Aim of the task: Your reply should be one number: the count of lines holding the word "statistics".

Input material:

---------------

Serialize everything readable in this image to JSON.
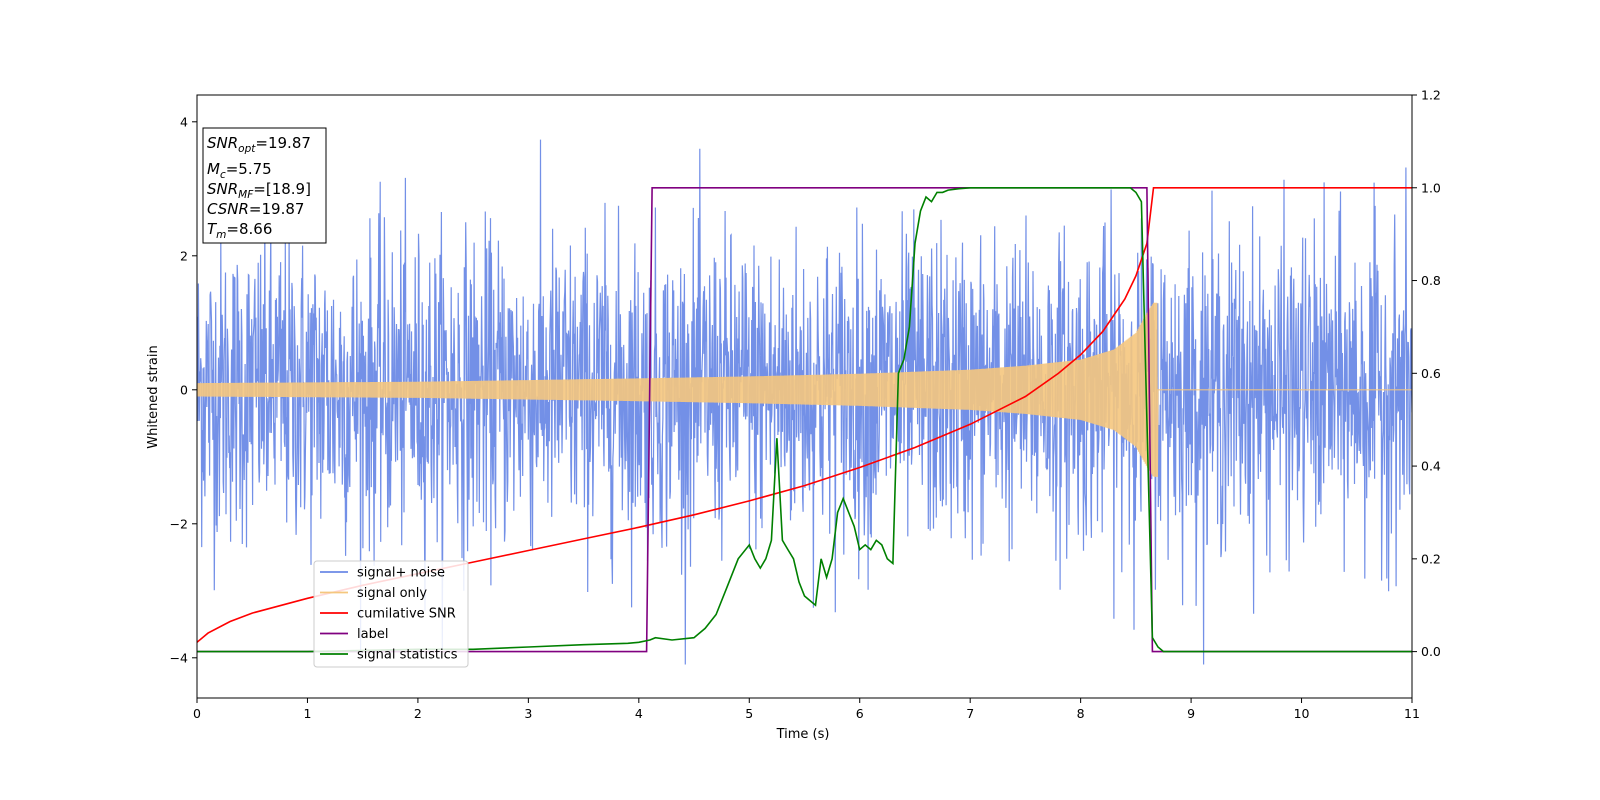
{
  "chart_data": {
    "type": "line",
    "title": "",
    "xlabel": "Time (s)",
    "ylabel": "Whitened strain",
    "xlim": [
      0,
      11
    ],
    "ylim_left": [
      -4.6,
      4.4
    ],
    "ylim_right": [
      -0.1,
      1.2
    ],
    "x_ticks": [
      "0",
      "1",
      "2",
      "3",
      "4",
      "5",
      "6",
      "7",
      "8",
      "9",
      "10",
      "11"
    ],
    "y_left_ticks": [
      "−4",
      "−2",
      "0",
      "2",
      "4"
    ],
    "y_right_ticks": [
      "0.0",
      "0.2",
      "0.4",
      "0.6",
      "0.8",
      "1.0",
      "1.2"
    ],
    "grid": false,
    "legend_position": "lower-left",
    "series": [
      {
        "name": "signal+ noise",
        "axis": "left",
        "color": "#6b8ae6",
        "description_values": {
          "std": 1.2,
          "min": -4.1,
          "max": 4.0,
          "x_range": [
            0,
            11
          ]
        }
      },
      {
        "name": "signal only",
        "axis": "left",
        "color": "#f5c77e",
        "envelope": {
          "x": [
            0,
            2,
            4,
            5,
            6,
            7,
            7.5,
            8,
            8.3,
            8.5,
            8.6,
            8.66
          ],
          "amplitude": [
            0.1,
            0.12,
            0.17,
            0.2,
            0.24,
            0.3,
            0.36,
            0.45,
            0.6,
            0.85,
            1.15,
            1.3
          ]
        },
        "zero_after": 8.7
      },
      {
        "name": "cumilative SNR",
        "axis": "right",
        "color": "#ff0000",
        "x": [
          0,
          0.1,
          0.3,
          0.5,
          1,
          1.5,
          2,
          2.5,
          3,
          3.5,
          4,
          4.5,
          5,
          5.5,
          6,
          6.5,
          7,
          7.5,
          7.8,
          8,
          8.2,
          8.4,
          8.5,
          8.6,
          8.66,
          11
        ],
        "y": [
          0.02,
          0.04,
          0.065,
          0.083,
          0.115,
          0.143,
          0.168,
          0.193,
          0.218,
          0.243,
          0.268,
          0.295,
          0.325,
          0.358,
          0.397,
          0.44,
          0.49,
          0.55,
          0.6,
          0.64,
          0.69,
          0.76,
          0.81,
          0.88,
          1.0,
          1.0
        ]
      },
      {
        "name": "label",
        "axis": "right",
        "color": "#800080",
        "x": [
          0,
          4.07,
          4.12,
          8.6,
          8.65,
          11
        ],
        "y": [
          0,
          0,
          1,
          1,
          0,
          0
        ]
      },
      {
        "name": "signal statistics",
        "axis": "right",
        "color": "#008000",
        "x": [
          0,
          1,
          2,
          2.5,
          3,
          3.5,
          3.9,
          4.0,
          4.1,
          4.15,
          4.3,
          4.5,
          4.6,
          4.7,
          4.8,
          4.9,
          5.0,
          5.05,
          5.1,
          5.15,
          5.2,
          5.25,
          5.3,
          5.35,
          5.4,
          5.45,
          5.5,
          5.55,
          5.6,
          5.65,
          5.7,
          5.75,
          5.8,
          5.85,
          5.9,
          5.95,
          6.0,
          6.05,
          6.1,
          6.15,
          6.2,
          6.25,
          6.3,
          6.35,
          6.4,
          6.45,
          6.5,
          6.55,
          6.6,
          6.65,
          6.7,
          6.75,
          6.8,
          6.9,
          7.0,
          7.5,
          8.0,
          8.4,
          8.45,
          8.5,
          8.55,
          8.6,
          8.65,
          8.7,
          8.75,
          11
        ],
        "y": [
          0.0,
          0.0,
          0.005,
          0.005,
          0.01,
          0.015,
          0.018,
          0.02,
          0.025,
          0.03,
          0.025,
          0.03,
          0.05,
          0.08,
          0.14,
          0.2,
          0.23,
          0.2,
          0.18,
          0.2,
          0.24,
          0.46,
          0.24,
          0.22,
          0.2,
          0.15,
          0.12,
          0.11,
          0.1,
          0.2,
          0.16,
          0.2,
          0.3,
          0.33,
          0.3,
          0.27,
          0.22,
          0.23,
          0.22,
          0.24,
          0.23,
          0.2,
          0.19,
          0.6,
          0.63,
          0.7,
          0.88,
          0.95,
          0.98,
          0.97,
          0.99,
          0.99,
          0.995,
          0.998,
          1.0,
          1.0,
          1.0,
          1.0,
          1.0,
          0.99,
          0.97,
          0.5,
          0.03,
          0.01,
          0.0,
          0.0
        ]
      }
    ],
    "legend": [
      "signal+ noise",
      "signal only",
      "cumilative SNR",
      "label",
      "signal statistics"
    ]
  },
  "info_box": {
    "snr_opt_label": "SNR",
    "snr_opt_sub": "opt",
    "snr_opt_value": "=19.87",
    "mc_label": "M",
    "mc_sub": "c",
    "mc_value": "=5.75",
    "snr_mf_label": "SNR",
    "snr_mf_sub": "MF",
    "snr_mf_value": "=[18.9]",
    "csnr_label": "CSNR",
    "csnr_value": "=19.87",
    "tm_label": "T",
    "tm_sub": "m",
    "tm_value": "=8.66"
  }
}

---------------

Output for this exercise: 2